• Do this: Render the records as a numbered list, from the first line through the line containing "margin-mode-button[interactable]: Isola...: [386, 6, 412, 19]", inclusive, omitting any blank lines.

• Task data:

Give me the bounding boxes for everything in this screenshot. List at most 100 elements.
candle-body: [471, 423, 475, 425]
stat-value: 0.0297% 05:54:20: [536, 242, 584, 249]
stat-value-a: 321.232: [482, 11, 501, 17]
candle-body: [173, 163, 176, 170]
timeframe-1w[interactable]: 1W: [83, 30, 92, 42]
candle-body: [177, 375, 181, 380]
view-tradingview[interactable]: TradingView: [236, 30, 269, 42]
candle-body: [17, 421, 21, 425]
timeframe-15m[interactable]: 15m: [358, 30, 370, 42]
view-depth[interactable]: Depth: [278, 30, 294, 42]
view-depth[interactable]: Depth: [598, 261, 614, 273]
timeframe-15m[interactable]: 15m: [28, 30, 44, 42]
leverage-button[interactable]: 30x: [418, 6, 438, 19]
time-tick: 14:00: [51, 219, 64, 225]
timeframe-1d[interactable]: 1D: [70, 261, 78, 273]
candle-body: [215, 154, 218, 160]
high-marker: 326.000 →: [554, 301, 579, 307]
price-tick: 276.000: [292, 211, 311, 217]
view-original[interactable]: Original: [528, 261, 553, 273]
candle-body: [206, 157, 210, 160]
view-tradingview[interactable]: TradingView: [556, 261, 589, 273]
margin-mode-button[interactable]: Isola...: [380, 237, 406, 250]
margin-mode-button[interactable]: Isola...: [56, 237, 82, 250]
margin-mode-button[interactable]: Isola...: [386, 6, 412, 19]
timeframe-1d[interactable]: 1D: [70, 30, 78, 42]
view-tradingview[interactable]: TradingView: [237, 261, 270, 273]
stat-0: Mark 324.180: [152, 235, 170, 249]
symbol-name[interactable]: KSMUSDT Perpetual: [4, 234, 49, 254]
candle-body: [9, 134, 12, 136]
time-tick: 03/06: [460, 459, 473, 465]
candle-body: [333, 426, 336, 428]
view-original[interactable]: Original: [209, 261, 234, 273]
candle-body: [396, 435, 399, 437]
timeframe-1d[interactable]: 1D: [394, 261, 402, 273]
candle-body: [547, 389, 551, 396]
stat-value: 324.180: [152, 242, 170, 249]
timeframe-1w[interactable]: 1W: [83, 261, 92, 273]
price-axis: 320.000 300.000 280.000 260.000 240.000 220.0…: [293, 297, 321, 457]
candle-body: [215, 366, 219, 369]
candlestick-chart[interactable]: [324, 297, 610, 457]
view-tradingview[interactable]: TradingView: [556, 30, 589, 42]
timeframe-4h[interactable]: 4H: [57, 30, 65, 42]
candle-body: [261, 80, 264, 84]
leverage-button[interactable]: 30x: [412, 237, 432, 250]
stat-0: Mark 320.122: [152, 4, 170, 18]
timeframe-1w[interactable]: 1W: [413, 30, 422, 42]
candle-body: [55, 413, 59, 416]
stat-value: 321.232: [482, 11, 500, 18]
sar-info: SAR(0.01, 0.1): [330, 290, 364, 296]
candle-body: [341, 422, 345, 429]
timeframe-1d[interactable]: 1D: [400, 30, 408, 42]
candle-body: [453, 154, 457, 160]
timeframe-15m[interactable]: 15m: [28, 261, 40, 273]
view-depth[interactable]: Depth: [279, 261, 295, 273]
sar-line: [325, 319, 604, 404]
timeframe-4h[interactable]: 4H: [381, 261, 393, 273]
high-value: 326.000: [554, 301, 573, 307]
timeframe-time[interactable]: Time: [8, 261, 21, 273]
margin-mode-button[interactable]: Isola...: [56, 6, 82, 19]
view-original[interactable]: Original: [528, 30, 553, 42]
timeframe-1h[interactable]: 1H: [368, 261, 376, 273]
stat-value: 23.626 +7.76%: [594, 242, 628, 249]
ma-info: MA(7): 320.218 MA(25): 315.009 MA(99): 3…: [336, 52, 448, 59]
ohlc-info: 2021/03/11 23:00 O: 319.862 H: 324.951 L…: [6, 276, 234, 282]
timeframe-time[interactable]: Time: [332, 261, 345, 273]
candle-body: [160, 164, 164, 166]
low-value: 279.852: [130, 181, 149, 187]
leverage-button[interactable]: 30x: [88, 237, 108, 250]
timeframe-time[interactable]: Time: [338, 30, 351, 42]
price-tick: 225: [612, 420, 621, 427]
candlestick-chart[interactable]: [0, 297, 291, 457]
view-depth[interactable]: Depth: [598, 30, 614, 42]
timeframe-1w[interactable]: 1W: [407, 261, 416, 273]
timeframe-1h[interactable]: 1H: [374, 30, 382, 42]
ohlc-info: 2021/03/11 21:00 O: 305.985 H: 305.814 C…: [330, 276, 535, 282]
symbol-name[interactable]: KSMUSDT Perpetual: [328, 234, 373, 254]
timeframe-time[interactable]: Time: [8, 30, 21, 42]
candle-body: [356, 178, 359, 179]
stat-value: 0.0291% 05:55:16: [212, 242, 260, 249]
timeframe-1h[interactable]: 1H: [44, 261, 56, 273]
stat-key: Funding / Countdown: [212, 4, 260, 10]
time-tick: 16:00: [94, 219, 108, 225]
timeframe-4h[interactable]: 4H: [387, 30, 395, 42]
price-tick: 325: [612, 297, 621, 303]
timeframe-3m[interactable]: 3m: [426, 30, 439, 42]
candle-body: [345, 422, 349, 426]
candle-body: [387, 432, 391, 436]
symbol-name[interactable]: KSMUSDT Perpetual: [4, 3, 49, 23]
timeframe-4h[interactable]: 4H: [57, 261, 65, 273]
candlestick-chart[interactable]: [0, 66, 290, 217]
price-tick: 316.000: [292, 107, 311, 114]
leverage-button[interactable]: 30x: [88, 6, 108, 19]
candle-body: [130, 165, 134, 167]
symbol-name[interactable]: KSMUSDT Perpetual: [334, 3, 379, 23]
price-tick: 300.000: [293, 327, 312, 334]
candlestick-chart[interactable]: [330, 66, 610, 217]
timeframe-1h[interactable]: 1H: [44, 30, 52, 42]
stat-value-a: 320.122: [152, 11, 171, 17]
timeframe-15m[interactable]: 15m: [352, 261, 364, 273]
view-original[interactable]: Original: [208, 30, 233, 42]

• Task output:
1. Give me the bounding boxes for everything in this screenshot. List at most 100 elements.
2. candle-body: [471, 423, 475, 425]
3. stat-value: 0.0297% 05:54:20: [536, 242, 584, 249]
4. stat-value-a: 321.232: [482, 11, 501, 17]
5. candle-body: [173, 163, 176, 170]
6. timeframe-1w[interactable]: 1W: [83, 30, 92, 42]
7. candle-body: [177, 375, 181, 380]
8. view-tradingview[interactable]: TradingView: [236, 30, 269, 42]
9. candle-body: [17, 421, 21, 425]
10. timeframe-15m[interactable]: 15m: [358, 30, 370, 42]
11. view-depth[interactable]: Depth: [278, 30, 294, 42]
12. view-depth[interactable]: Depth: [598, 261, 614, 273]
13. timeframe-15m[interactable]: 15m: [28, 30, 44, 42]
14. leverage-button[interactable]: 30x: [418, 6, 438, 19]
15. time-tick: 14:00: [51, 219, 64, 225]
16. timeframe-1d[interactable]: 1D: [70, 261, 78, 273]
17. candle-body: [215, 154, 218, 160]
18. high-marker: 326.000 →: [554, 301, 579, 307]
19. price-tick: 276.000: [292, 211, 311, 217]
20. view-original[interactable]: Original: [528, 261, 553, 273]
21. candle-body: [206, 157, 210, 160]
22. view-tradingview[interactable]: TradingView: [556, 261, 589, 273]
23. margin-mode-button[interactable]: Isola...: [380, 237, 406, 250]
24. margin-mode-button[interactable]: Isola...: [56, 237, 82, 250]
25. margin-mode-button[interactable]: Isola...: [386, 6, 412, 19]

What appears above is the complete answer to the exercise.